Please write out the complete listing that follows, exactly as it reads.
+ + + + + + +
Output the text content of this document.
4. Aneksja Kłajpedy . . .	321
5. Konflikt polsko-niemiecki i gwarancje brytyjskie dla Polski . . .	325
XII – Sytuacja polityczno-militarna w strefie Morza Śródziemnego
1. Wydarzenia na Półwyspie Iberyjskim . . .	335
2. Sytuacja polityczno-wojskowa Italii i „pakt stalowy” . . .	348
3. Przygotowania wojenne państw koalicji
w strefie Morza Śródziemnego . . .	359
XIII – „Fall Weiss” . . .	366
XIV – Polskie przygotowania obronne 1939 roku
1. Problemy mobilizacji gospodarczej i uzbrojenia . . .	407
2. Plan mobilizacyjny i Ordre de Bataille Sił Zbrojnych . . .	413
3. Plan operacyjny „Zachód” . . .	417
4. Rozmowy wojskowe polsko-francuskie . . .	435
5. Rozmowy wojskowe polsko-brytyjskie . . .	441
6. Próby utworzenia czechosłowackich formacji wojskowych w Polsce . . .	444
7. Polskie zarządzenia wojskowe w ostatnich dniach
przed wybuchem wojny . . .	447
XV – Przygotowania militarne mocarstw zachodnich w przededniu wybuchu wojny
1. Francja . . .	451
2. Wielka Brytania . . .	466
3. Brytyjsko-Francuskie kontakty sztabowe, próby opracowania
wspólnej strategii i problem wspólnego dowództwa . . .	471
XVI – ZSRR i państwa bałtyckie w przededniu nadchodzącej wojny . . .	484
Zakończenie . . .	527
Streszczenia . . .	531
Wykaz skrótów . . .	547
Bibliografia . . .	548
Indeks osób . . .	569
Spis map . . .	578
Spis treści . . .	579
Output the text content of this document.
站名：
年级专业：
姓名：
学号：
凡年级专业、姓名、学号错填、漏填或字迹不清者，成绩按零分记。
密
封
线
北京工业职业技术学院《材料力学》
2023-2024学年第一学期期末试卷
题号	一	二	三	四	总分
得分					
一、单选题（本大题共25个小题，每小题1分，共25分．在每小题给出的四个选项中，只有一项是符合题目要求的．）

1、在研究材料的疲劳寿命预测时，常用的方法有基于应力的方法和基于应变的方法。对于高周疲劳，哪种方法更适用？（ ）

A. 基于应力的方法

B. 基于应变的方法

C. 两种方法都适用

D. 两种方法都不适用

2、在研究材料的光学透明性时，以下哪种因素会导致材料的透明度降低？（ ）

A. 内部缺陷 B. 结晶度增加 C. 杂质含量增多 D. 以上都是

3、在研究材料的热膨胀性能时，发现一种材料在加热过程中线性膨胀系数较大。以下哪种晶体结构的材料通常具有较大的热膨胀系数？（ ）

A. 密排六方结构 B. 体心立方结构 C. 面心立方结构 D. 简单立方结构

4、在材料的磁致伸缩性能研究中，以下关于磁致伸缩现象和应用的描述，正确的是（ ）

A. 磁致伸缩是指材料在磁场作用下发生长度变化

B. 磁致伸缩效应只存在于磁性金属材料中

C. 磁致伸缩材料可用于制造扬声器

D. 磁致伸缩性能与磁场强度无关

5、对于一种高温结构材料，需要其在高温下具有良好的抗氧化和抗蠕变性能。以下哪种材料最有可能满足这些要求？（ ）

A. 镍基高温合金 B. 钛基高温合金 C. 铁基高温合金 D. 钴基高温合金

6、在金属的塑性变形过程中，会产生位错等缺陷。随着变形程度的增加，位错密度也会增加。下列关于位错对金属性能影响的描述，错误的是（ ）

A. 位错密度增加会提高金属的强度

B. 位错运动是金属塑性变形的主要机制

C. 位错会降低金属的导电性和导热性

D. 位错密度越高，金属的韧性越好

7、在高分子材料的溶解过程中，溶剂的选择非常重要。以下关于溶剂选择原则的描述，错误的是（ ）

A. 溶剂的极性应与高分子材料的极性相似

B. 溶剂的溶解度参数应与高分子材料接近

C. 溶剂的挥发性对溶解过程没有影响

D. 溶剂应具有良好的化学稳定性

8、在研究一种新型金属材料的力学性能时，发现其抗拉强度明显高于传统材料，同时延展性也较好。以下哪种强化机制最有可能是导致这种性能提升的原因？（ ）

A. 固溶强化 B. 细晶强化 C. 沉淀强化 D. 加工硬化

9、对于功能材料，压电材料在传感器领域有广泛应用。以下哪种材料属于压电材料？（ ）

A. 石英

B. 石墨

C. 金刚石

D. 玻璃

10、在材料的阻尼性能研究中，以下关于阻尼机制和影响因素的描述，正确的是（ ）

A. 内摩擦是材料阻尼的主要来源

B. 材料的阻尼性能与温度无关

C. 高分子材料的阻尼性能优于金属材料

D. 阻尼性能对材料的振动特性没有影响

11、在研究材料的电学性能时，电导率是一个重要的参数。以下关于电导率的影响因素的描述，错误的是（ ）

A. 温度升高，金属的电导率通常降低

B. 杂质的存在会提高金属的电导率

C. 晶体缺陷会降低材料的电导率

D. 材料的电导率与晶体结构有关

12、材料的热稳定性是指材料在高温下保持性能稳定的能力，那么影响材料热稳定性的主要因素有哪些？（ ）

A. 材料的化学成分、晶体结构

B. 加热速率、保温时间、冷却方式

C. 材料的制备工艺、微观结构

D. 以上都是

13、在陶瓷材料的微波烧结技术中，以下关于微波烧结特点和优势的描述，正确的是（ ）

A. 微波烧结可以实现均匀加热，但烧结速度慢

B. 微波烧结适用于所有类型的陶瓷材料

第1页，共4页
+ + + + + + +
Full answer:
Output the text content of this document.
4. Aneksja Kłajpedy . . .	321
5. Konflikt polsko-niemiecki i gwarancje brytyjskie dla Polski . . .	325
XII – Sytuacja polityczno-militarna w strefie Morza Śródziemnego
1. Wydarzenia na Półwyspie Iberyjskim . . .	335
2. Sytuacja polityczno-wojskowa Italii i „pakt stalowy” . . .	348
3. Przygotowania wojenne państw koalicji
w strefie Morza Śródziemnego . . .	359
XIII – „Fall Weiss” . . .	366
XIV – Polskie przygotowania obronne 1939 roku
1. Problemy mobilizacji gospodarczej i uzbrojenia . . .	407
2. Plan mobilizacyjny i Ordre de Bataille Sił Zbrojnych . . .	413
3. Plan operacyjny „Zachód” . . .	417
4. Rozmowy wojskowe polsko-francuskie . . .	435
5. Rozmowy wojskowe polsko-brytyjskie . . .	441
6. Próby utworzenia czechosłowackich formacji wojskowych w Polsce . . .	444
7. Polskie zarządzenia wojskowe w ostatnich dniach
przed wybuchem wojny . . .	447
XV – Przygotowania militarne mocarstw zachodnich w przededniu wybuchu wojny
1. Francja . . .	451
2. Wielka Brytania . . .	466
3. Brytyjsko-Francuskie kontakty sztabowe, próby opracowania
wspólnej strategii i problem wspólnego dowództwa . . .	471
XVI – ZSRR i państwa bałtyckie w przededniu nadchodzącej wojny . . .	484
Zakończenie . . .	527
Streszczenia . . .	531
Wykaz skrótów . . .	547
Bibliografia . . .	548
Indeks osób . . .	569
Spis map . . .	578
Spis treści . . .	579
Output the text content of this document.
站名：
年级专业：
姓名：
学号：
凡年级专业、姓名、学号错填、漏填或字迹不清者，成绩按零分记。
密
封
线
北京工业职业技术学院《材料力学》
2023-2024学年第一学期期末试卷
题号	一	二	三	四	总分
得分					
一、单选题（本大题共25个小题，每小题1分，共25分．在每小题给出的四个选项中，只有一项是符合题目要求的．）

1、在研究材料的疲劳寿命预测时，常用的方法有基于应力的方法和基于应变的方法。对于高周疲劳，哪种方法更适用？（ ）

A. 基于应力的方法

B. 基于应变的方法

C. 两种方法都适用

D. 两种方法都不适用

2、在研究材料的光学透明性时，以下哪种因素会导致材料的透明度降低？（ ）

A. 内部缺陷 B. 结晶度增加 C. 杂质含量增多 D. 以上都是

3、在研究材料的热膨胀性能时，发现一种材料在加热过程中线性膨胀系数较大。以下哪种晶体结构的材料通常具有较大的热膨胀系数？（ ）

A. 密排六方结构 B. 体心立方结构 C. 面心立方结构 D. 简单立方结构

4、在材料的磁致伸缩性能研究中，以下关于磁致伸缩现象和应用的描述，正确的是（ ）

A. 磁致伸缩是指材料在磁场作用下发生长度变化

B. 磁致伸缩效应只存在于磁性金属材料中

C. 磁致伸缩材料可用于制造扬声器

D. 磁致伸缩性能与磁场强度无关

5、对于一种高温结构材料，需要其在高温下具有良好的抗氧化和抗蠕变性能。以下哪种材料最有可能满足这些要求？（ ）

A. 镍基高温合金 B. 钛基高温合金 C. 铁基高温合金 D. 钴基高温合金

6、在金属的塑性变形过程中，会产生位错等缺陷。随着变形程度的增加，位错密度也会增加。下列关于位错对金属性能影响的描述，错误的是（ ）

A. 位错密度增加会提高金属的强度

B. 位错运动是金属塑性变形的主要机制

C. 位错会降低金属的导电性和导热性

D. 位错密度越高，金属的韧性越好

7、在高分子材料的溶解过程中，溶剂的选择非常重要。以下关于溶剂选择原则的描述，错误的是（ ）

A. 溶剂的极性应与高分子材料的极性相似

B. 溶剂的溶解度参数应与高分子材料接近

C. 溶剂的挥发性对溶解过程没有影响

D. 溶剂应具有良好的化学稳定性

8、在研究一种新型金属材料的力学性能时，发现其抗拉强度明显高于传统材料，同时延展性也较好。以下哪种强化机制最有可能是导致这种性能提升的原因？（ ）

A. 固溶强化 B. 细晶强化 C. 沉淀强化 D. 加工硬化

9、对于功能材料，压电材料在传感器领域有广泛应用。以下哪种材料属于压电材料？（ ）

A. 石英

B. 石墨

C. 金刚石

D. 玻璃

10、在材料的阻尼性能研究中，以下关于阻尼机制和影响因素的描述，正确的是（ ）

A. 内摩擦是材料阻尼的主要来源

B. 材料的阻尼性能与温度无关

C. 高分子材料的阻尼性能优于金属材料

D. 阻尼性能对材料的振动特性没有影响

11、在研究材料的电学性能时，电导率是一个重要的参数。以下关于电导率的影响因素的描述，错误的是（ ）

A. 温度升高，金属的电导率通常降低

B. 杂质的存在会提高金属的电导率

C. 晶体缺陷会降低材料的电导率

D. 材料的电导率与晶体结构有关

12、材料的热稳定性是指材料在高温下保持性能稳定的能力，那么影响材料热稳定性的主要因素有哪些？（ ）

A. 材料的化学成分、晶体结构

B. 加热速率、保温时间、冷却方式

C. 材料的制备工艺、微观结构

D. 以上都是

13、在陶瓷材料的微波烧结技术中，以下关于微波烧结特点和优势的描述，正确的是（ ）

A. 微波烧结可以实现均匀加热，但烧结速度慢

B. 微波烧结适用于所有类型的陶瓷材料

第1页，共4页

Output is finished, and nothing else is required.